EXERCISE OBJECTIVE:
Every entry must be duplicated precisely as written.

DATASET CONTENT:

—————

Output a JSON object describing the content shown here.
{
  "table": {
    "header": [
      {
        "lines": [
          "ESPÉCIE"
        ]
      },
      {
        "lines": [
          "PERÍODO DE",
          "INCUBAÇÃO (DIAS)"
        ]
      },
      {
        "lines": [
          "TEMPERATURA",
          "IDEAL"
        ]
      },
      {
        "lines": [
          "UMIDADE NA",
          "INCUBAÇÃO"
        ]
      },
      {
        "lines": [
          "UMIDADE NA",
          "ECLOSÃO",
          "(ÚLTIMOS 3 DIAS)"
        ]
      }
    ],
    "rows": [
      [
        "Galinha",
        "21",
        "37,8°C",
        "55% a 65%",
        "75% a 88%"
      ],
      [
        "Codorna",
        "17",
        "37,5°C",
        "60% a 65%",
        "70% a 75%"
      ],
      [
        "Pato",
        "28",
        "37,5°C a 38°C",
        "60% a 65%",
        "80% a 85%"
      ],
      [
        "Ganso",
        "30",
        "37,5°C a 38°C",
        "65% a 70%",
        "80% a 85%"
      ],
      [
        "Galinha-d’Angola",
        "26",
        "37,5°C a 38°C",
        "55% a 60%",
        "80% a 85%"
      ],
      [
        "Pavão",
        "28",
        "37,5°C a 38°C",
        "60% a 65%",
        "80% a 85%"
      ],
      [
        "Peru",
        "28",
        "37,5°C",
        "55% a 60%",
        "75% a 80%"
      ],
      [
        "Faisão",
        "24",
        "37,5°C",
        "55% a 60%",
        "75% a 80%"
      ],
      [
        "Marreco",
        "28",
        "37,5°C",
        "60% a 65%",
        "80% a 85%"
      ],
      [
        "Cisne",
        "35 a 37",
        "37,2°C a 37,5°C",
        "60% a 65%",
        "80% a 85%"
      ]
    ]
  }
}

—————

SOLUTION:
Output a JSON object describing the content shown here.
{
  "table": {
    "header": [
      {
        "lines": [
          "ESPÉCIE"
        ]
      },
      {
        "lines": [
          "PERÍODO DE",
          "INCUBAÇÃO (DIAS)"
        ]
      },
      {
        "lines": [
          "TEMPERATURA",
          "IDEAL"
        ]
      },
      {
        "lines": [
          "UMIDADE NA",
          "INCUBAÇÃO"
        ]
      },
      {
        "lines": [
          "UMIDADE NA",
          "ECLOSÃO",
          "(ÚLTIMOS 3 DIAS)"
        ]
      }
    ],
    "rows": [
      [
        "Galinha",
        "21",
        "37,8°C",
        "55% a 65%",
        "75% a 88%"
      ],
      [
        "Codorna",
        "17",
        "37,5°C",
        "60% a 65%",
        "70% a 75%"
      ],
      [
        "Pato",
        "28",
        "37,5°C a 38°C",
        "60% a 65%",
        "80% a 85%"
      ],
      [
        "Ganso",
        "30",
        "37,5°C a 38°C",
        "65% a 70%",
        "80% a 85%"
      ],
      [
        "Galinha-d’Angola",
        "26",
        "37,5°C a 38°C",
        "55% a 60%",
        "80% a 85%"
      ],
      [
        "Pavão",
        "28",
        "37,5°C a 38°C",
        "60% a 65%",
        "80% a 85%"
      ],
      [
        "Peru",
        "28",
        "37,5°C",
        "55% a 60%",
        "75% a 80%"
      ],
      [
        "Faisão",
        "24",
        "37,5°C",
        "55% a 60%",
        "75% a 80%"
      ],
      [
        "Marreco",
        "28",
        "37,5°C",
        "60% a 65%",
        "80% a 85%"
      ],
      [
        "Cisne",
        "35 a 37",
        "37,2°C a 37,5°C",
        "60% a 65%",
        "80% a 85%"
      ]
    ]
  }
}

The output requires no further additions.